• **REQUIREMENTS**
Transcribe the material below exactly as it appears.

-=-=-=-=-

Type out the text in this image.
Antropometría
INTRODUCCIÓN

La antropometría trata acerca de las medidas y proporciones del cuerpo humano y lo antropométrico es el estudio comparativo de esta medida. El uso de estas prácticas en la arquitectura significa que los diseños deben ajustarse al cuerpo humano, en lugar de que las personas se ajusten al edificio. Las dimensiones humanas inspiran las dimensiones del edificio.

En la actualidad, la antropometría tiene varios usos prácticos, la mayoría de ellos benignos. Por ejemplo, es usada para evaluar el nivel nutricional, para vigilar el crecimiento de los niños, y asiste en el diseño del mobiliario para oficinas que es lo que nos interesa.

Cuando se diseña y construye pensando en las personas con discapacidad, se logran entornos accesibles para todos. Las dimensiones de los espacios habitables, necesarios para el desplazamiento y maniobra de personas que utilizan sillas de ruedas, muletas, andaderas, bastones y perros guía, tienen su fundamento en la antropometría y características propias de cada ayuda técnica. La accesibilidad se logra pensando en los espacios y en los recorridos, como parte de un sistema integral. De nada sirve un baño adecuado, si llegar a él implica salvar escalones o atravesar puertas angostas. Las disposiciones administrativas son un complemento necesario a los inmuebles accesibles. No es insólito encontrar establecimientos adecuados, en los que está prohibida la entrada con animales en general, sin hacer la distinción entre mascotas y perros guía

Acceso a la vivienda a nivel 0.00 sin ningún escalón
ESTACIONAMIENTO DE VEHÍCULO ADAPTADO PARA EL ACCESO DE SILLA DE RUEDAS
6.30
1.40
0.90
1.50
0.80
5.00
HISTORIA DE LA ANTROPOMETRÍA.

-=-=-=-=-

• **TASK RESPONSE**
Type out the text in this image.
Antropometría
INTRODUCCIÓN

La antropometría trata acerca de las medidas y proporciones del cuerpo humano y lo antropométrico es el estudio comparativo de esta medida. El uso de estas prácticas en la arquitectura significa que los diseños deben ajustarse al cuerpo humano, en lugar de que las personas se ajusten al edificio. Las dimensiones humanas inspiran las dimensiones del edificio.

En la actualidad, la antropometría tiene varios usos prácticos, la mayoría de ellos benignos. Por ejemplo, es usada para evaluar el nivel nutricional, para vigilar el crecimiento de los niños, y asiste en el diseño del mobiliario para oficinas que es lo que nos interesa.

Cuando se diseña y construye pensando en las personas con discapacidad, se logran entornos accesibles para todos. Las dimensiones de los espacios habitables, necesarios para el desplazamiento y maniobra de personas que utilizan sillas de ruedas, muletas, andaderas, bastones y perros guía, tienen su fundamento en la antropometría y características propias de cada ayuda técnica. La accesibilidad se logra pensando en los espacios y en los recorridos, como parte de un sistema integral. De nada sirve un baño adecuado, si llegar a él implica salvar escalones o atravesar puertas angostas. Las disposiciones administrativas son un complemento necesario a los inmuebles accesibles. No es insólito encontrar establecimientos adecuados, en los que está prohibida la entrada con animales en general, sin hacer la distinción entre mascotas y perros guía

Acceso a la vivienda a nivel 0.00 sin ningún escalón
ESTACIONAMIENTO DE VEHÍCULO ADAPTADO PARA EL ACCESO DE SILLA DE RUEDAS
6.30
1.40
0.90
1.50
0.80
5.00
HISTORIA DE LA ANTROPOMETRÍA.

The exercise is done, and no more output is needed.